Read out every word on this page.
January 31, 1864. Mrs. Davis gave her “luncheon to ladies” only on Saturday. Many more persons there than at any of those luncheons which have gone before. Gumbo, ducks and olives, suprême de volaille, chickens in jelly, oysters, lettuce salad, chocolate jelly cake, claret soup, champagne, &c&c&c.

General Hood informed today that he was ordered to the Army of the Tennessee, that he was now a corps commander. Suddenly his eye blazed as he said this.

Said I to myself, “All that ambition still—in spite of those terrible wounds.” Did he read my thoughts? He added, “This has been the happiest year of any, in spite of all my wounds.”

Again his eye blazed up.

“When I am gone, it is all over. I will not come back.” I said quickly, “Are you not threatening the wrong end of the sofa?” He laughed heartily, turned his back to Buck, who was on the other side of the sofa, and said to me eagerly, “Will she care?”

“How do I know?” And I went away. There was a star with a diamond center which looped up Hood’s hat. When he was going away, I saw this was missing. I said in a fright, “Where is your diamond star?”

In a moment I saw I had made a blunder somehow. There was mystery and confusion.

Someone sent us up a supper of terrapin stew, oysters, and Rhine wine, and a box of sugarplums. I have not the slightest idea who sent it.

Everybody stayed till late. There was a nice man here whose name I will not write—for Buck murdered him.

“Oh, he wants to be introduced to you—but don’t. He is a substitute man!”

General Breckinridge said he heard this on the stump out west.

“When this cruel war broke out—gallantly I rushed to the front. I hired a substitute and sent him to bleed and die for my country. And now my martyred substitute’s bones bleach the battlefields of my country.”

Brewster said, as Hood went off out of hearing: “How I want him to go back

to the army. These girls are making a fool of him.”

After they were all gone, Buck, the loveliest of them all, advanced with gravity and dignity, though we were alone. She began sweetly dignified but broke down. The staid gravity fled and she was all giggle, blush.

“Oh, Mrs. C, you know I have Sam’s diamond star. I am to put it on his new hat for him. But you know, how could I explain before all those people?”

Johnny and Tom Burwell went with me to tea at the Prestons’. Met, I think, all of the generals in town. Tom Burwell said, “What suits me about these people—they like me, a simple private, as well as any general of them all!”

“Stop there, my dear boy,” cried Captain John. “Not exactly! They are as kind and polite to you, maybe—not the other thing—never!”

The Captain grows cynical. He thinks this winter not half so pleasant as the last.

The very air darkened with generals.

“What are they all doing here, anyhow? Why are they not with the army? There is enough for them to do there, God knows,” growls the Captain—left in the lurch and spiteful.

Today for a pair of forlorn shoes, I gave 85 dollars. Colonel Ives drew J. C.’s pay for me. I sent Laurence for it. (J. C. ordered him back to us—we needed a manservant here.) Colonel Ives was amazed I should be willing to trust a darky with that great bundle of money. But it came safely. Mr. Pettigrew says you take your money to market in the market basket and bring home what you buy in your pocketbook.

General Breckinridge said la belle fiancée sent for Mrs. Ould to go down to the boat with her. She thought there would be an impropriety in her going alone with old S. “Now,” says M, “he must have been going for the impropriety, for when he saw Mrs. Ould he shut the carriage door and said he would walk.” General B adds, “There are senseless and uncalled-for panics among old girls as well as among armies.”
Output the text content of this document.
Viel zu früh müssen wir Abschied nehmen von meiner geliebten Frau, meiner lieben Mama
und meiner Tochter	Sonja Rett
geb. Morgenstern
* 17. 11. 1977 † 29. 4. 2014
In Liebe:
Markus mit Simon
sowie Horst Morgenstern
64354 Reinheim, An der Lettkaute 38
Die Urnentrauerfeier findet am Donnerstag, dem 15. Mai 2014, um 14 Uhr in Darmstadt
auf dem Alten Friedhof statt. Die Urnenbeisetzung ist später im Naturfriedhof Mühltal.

### DESCRIPTION OF THE TASK
Give an exact copy of all the data shown above.

### EXERCISE ANSWER
Read out every word on this page.
January 31, 1864. Mrs. Davis gave her “luncheon to ladies” only on Saturday. Many more persons there than at any of those luncheons which have gone before. Gumbo, ducks and olives, suprême de volaille, chickens in jelly, oysters, lettuce salad, chocolate jelly cake, claret soup, champagne, &c&c&c.

General Hood informed today that he was ordered to the Army of the Tennessee, that he was now a corps commander. Suddenly his eye blazed as he said this.

Said I to myself, “All that ambition still—in spite of those terrible wounds.” Did he read my thoughts? He added, “This has been the happiest year of any, in spite of all my wounds.”

Again his eye blazed up.

“When I am gone, it is all over. I will not come back.” I said quickly, “Are you not threatening the wrong end of the sofa?” He laughed heartily, turned his back to Buck, who was on the other side of the sofa, and said to me eagerly, “Will she care?”

“How do I know?” And I went away. There was a star with a diamond center which looped up Hood’s hat. When he was going away, I saw this was missing. I said in a fright, “Where is your diamond star?”

In a moment I saw I had made a blunder somehow. There was mystery and confusion.

Someone sent us up a supper of terrapin stew, oysters, and Rhine wine, and a box of sugarplums. I have not the slightest idea who sent it.

Everybody stayed till late. There was a nice man here whose name I will not write—for Buck murdered him.

“Oh, he wants to be introduced to you—but don’t. He is a substitute man!”

General Breckinridge said he heard this on the stump out west.

“When this cruel war broke out—gallantly I rushed to the front. I hired a substitute and sent him to bleed and die for my country. And now my martyred substitute’s bones bleach the battlefields of my country.”

Brewster said, as Hood went off out of hearing: “How I want him to go back

to the army. These girls are making a fool of him.”

After they were all gone, Buck, the loveliest of them all, advanced with gravity and dignity, though we were alone. She began sweetly dignified but broke down. The staid gravity fled and she was all giggle, blush.

“Oh, Mrs. C, you know I have Sam’s diamond star. I am to put it on his new hat for him. But you know, how could I explain before all those people?”

Johnny and Tom Burwell went with me to tea at the Prestons’. Met, I think, all of the generals in town. Tom Burwell said, “What suits me about these people—they like me, a simple private, as well as any general of them all!”

“Stop there, my dear boy,” cried Captain John. “Not exactly! They are as kind and polite to you, maybe—not the other thing—never!”

The Captain grows cynical. He thinks this winter not half so pleasant as the last.

The very air darkened with generals.

“What are they all doing here, anyhow? Why are they not with the army? There is enough for them to do there, God knows,” growls the Captain—left in the lurch and spiteful.

Today for a pair of forlorn shoes, I gave 85 dollars. Colonel Ives drew J. C.’s pay for me. I sent Laurence for it. (J. C. ordered him back to us—we needed a manservant here.) Colonel Ives was amazed I should be willing to trust a darky with that great bundle of money. But it came safely. Mr. Pettigrew says you take your money to market in the market basket and bring home what you buy in your pocketbook.

General Breckinridge said la belle fiancée sent for Mrs. Ould to go down to the boat with her. She thought there would be an impropriety in her going alone with old S. “Now,” says M, “he must have been going for the impropriety, for when he saw Mrs. Ould he shut the carriage door and said he would walk.” General B adds, “There are senseless and uncalled-for panics among old girls as well as among armies.”
Output the text content of this document.
Viel zu früh müssen wir Abschied nehmen von meiner geliebten Frau, meiner lieben Mama
und meiner Tochter	Sonja Rett
geb. Morgenstern
* 17. 11. 1977 † 29. 4. 2014
In Liebe:
Markus mit Simon
sowie Horst Morgenstern
64354 Reinheim, An der Lettkaute 38
Die Urnentrauerfeier findet am Donnerstag, dem 15. Mai 2014, um 14 Uhr in Darmstadt
auf dem Alten Friedhof statt. Die Urnenbeisetzung ist später im Naturfriedhof Mühltal.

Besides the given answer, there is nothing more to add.